Collected data entries:

━━━━

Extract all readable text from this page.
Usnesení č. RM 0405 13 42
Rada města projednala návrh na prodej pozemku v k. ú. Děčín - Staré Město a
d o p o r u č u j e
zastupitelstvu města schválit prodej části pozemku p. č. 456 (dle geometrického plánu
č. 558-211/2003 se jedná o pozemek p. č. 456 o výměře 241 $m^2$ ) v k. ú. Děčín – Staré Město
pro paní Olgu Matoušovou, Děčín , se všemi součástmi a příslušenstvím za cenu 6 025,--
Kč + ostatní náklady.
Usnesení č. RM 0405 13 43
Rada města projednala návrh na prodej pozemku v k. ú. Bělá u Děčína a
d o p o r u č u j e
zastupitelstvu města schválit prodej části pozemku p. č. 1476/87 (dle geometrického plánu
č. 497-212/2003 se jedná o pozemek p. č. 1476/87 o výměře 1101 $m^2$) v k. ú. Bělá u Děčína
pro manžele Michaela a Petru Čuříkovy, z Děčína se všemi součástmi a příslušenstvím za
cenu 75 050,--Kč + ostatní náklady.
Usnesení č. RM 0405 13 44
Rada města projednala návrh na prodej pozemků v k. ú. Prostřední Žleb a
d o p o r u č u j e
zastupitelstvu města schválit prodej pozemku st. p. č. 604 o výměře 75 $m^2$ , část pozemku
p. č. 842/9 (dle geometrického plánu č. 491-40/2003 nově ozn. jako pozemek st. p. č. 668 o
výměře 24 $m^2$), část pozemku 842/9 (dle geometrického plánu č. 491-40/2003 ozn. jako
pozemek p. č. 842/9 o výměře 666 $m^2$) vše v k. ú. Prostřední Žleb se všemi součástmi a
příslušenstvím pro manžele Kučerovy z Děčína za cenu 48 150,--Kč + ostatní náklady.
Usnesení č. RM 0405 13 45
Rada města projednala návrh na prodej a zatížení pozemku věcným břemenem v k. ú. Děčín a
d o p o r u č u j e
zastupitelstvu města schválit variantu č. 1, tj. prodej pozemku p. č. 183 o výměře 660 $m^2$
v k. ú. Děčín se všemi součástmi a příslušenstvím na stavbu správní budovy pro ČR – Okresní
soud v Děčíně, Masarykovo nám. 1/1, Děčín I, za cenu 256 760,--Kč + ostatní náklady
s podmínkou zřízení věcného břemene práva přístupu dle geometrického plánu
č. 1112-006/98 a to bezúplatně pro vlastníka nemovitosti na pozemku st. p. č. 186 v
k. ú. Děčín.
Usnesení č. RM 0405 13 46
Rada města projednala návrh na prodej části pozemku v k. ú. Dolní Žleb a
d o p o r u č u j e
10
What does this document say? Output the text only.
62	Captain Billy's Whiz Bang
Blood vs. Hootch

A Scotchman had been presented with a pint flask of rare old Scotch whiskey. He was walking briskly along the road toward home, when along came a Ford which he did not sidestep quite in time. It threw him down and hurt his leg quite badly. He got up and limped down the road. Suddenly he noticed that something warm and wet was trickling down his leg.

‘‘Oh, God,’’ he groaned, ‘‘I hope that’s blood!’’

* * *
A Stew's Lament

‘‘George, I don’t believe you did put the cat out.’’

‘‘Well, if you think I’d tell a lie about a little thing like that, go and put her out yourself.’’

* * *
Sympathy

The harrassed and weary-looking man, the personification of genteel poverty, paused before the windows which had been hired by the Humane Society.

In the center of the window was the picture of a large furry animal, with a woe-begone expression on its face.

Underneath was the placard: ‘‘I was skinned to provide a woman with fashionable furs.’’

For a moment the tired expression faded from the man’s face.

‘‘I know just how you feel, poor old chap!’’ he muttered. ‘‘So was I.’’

━━━━

Task goal. Using the listing above, reproduce each line without omission.

Output for this exercise.
Extract all readable text from this page.
Usnesení č. RM 0405 13 42
Rada města projednala návrh na prodej pozemku v k. ú. Děčín - Staré Město a
d o p o r u č u j e
zastupitelstvu města schválit prodej části pozemku p. č. 456 (dle geometrického plánu
č. 558-211/2003 se jedná o pozemek p. č. 456 o výměře 241 $m^2$ ) v k. ú. Děčín – Staré Město
pro paní Olgu Matoušovou, Děčín , se všemi součástmi a příslušenstvím za cenu 6 025,--
Kč + ostatní náklady.
Usnesení č. RM 0405 13 43
Rada města projednala návrh na prodej pozemku v k. ú. Bělá u Děčína a
d o p o r u č u j e
zastupitelstvu města schválit prodej části pozemku p. č. 1476/87 (dle geometrického plánu
č. 497-212/2003 se jedná o pozemek p. č. 1476/87 o výměře 1101 $m^2$) v k. ú. Bělá u Děčína
pro manžele Michaela a Petru Čuříkovy, z Děčína se všemi součástmi a příslušenstvím za
cenu 75 050,--Kč + ostatní náklady.
Usnesení č. RM 0405 13 44
Rada města projednala návrh na prodej pozemků v k. ú. Prostřední Žleb a
d o p o r u č u j e
zastupitelstvu města schválit prodej pozemku st. p. č. 604 o výměře 75 $m^2$ , část pozemku
p. č. 842/9 (dle geometrického plánu č. 491-40/2003 nově ozn. jako pozemek st. p. č. 668 o
výměře 24 $m^2$), část pozemku 842/9 (dle geometrického plánu č. 491-40/2003 ozn. jako
pozemek p. č. 842/9 o výměře 666 $m^2$) vše v k. ú. Prostřední Žleb se všemi součástmi a
příslušenstvím pro manžele Kučerovy z Děčína za cenu 48 150,--Kč + ostatní náklady.
Usnesení č. RM 0405 13 45
Rada města projednala návrh na prodej a zatížení pozemku věcným břemenem v k. ú. Děčín a
d o p o r u č u j e
zastupitelstvu města schválit variantu č. 1, tj. prodej pozemku p. č. 183 o výměře 660 $m^2$
v k. ú. Děčín se všemi součástmi a příslušenstvím na stavbu správní budovy pro ČR – Okresní
soud v Děčíně, Masarykovo nám. 1/1, Děčín I, za cenu 256 760,--Kč + ostatní náklady
s podmínkou zřízení věcného břemene práva přístupu dle geometrického plánu
č. 1112-006/98 a to bezúplatně pro vlastníka nemovitosti na pozemku st. p. č. 186 v
k. ú. Děčín.
Usnesení č. RM 0405 13 46
Rada města projednala návrh na prodej části pozemku v k. ú. Dolní Žleb a
d o p o r u č u j e
10
What does this document say? Output the text only.
62	Captain Billy's Whiz Bang
Blood vs. Hootch

A Scotchman had been presented with a pint flask of rare old Scotch whiskey. He was walking briskly along the road toward home, when along came a Ford which he did not sidestep quite in time. It threw him down and hurt his leg quite badly. He got up and limped down the road. Suddenly he noticed that something warm and wet was trickling down his leg.

‘‘Oh, God,’’ he groaned, ‘‘I hope that’s blood!’’

* * *
A Stew's Lament

‘‘George, I don’t believe you did put the cat out.’’

‘‘Well, if you think I’d tell a lie about a little thing like that, go and put her out yourself.’’

* * *
Sympathy

The harrassed and weary-looking man, the personification of genteel poverty, paused before the windows which had been hired by the Humane Society.

In the center of the window was the picture of a large furry animal, with a woe-begone expression on its face.

Underneath was the placard: ‘‘I was skinned to provide a woman with fashionable furs.’’

For a moment the tired expression faded from the man’s face.

‘‘I know just how you feel, poor old chap!’’ he muttered. ‘‘So was I.’’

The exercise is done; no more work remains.